Items from a figure collection:
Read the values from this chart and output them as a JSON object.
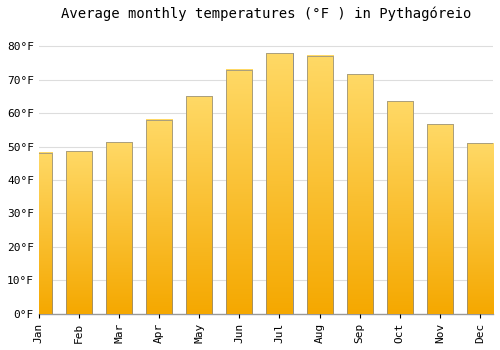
{
  "title": "Average monthly temperatures (°F ) in Pythagóreio",
  "months": [
    "Jan",
    "Feb",
    "Mar",
    "Apr",
    "May",
    "Jun",
    "Jul",
    "Aug",
    "Sep",
    "Oct",
    "Nov",
    "Dec"
  ],
  "values": [
    48.2,
    48.7,
    51.4,
    58.1,
    65.1,
    73.0,
    77.9,
    77.2,
    71.6,
    63.7,
    56.8,
    51.1
  ],
  "bar_color_top": "#FFD966",
  "bar_color_bottom": "#F5A800",
  "bar_edge_color": "#888888",
  "background_color": "#FFFFFF",
  "grid_color": "#DDDDDD",
  "ylim": [
    0,
    85
  ],
  "yticks": [
    0,
    10,
    20,
    30,
    40,
    50,
    60,
    70,
    80
  ],
  "title_fontsize": 10,
  "tick_fontsize": 8,
  "font_family": "monospace"
}
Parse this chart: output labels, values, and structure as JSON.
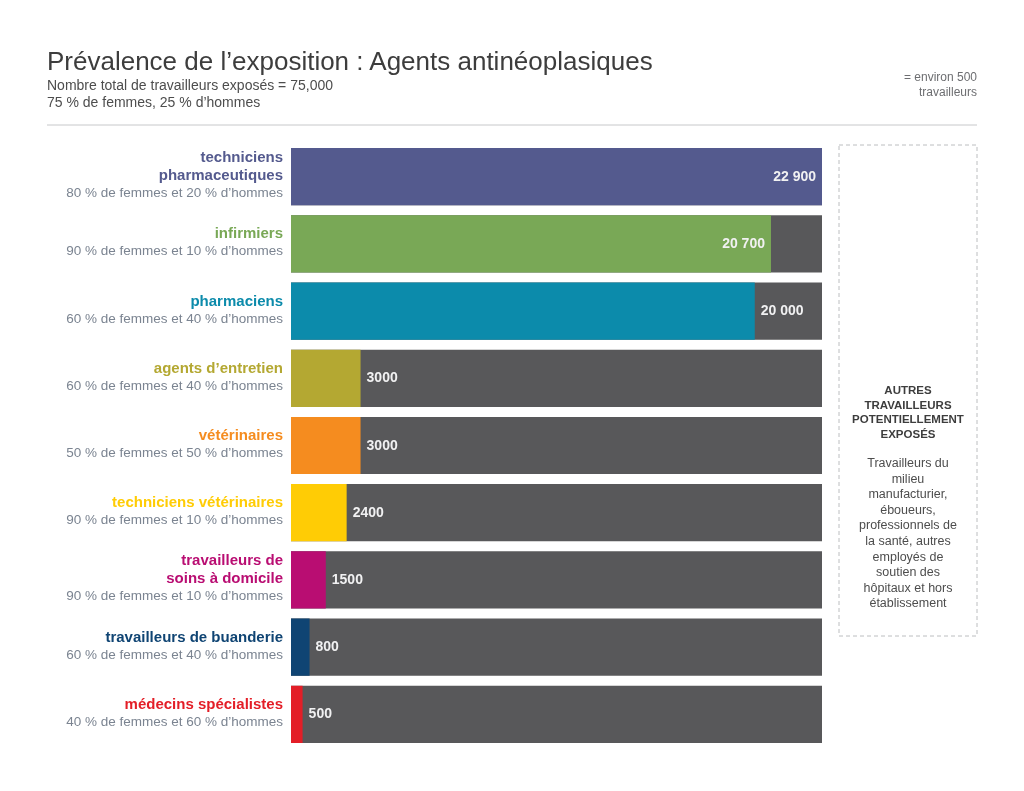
{
  "chart_data": {
    "type": "bar",
    "orientation": "horizontal",
    "title": "Prévalence de l’exposition : Agents antinéoplasiques",
    "subtitle": "Nombre total de travailleurs exposés = 75,000",
    "categories": [
      "techniciens pharmaceutiques",
      "infirmiers",
      "pharmaciens",
      "agents d’entretien",
      "vétérinaires",
      "techniciens vétérinaires",
      "travailleurs de soins à domicile",
      "travailleurs de buanderie",
      "médecins spécialistes"
    ],
    "values": [
      22900,
      20700,
      20000,
      3000,
      3000,
      2400,
      1500,
      800,
      500
    ],
    "value_labels": [
      "22 900",
      "20 700",
      "20 000",
      "3000",
      "3000",
      "2400",
      "1500",
      "800",
      "500"
    ],
    "colors": [
      "#545a8e",
      "#79a856",
      "#0c8bab",
      "#b4a832",
      "#f58c1f",
      "#ffcc05",
      "#b90d72",
      "#0f4473",
      "#e31e27"
    ],
    "tick_labels": "y",
    "annotations": [
      "80 % de femmes et 20 % d’hommes",
      "90 % de femmes et 10 % d’hommes",
      "60 % de femmes et 40 % d’hommes",
      "60 % de femmes et 40 % d’hommes",
      "50 % de femmes et 50 % d’hommes",
      "90 % de femmes et 10 % d’hommes",
      "90 % de femmes et 10 % d’hommes",
      "60 % de femmes et 40 % d’hommes",
      "40 % de femmes et 60 % d’hommes",
      "75 % de femmes, 25 % d’hommes",
      "= environ 500 travailleurs",
      "AUTRES TRAVAILLEURS POTENTIELLEMENT EXPOSÉS",
      "Travailleurs du milieu manufacturier, éboueurs, professionnels de la santé, autres employés de soutien des hôpitaux et hors établissement"
    ]
  }
}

_Exercise brief_
Extract every line that has the string "JSON" in it.

_Result of the task_
Read the values from this chart and output them as a JSON object.
Parse this chart: output labels, values, and structure as JSON.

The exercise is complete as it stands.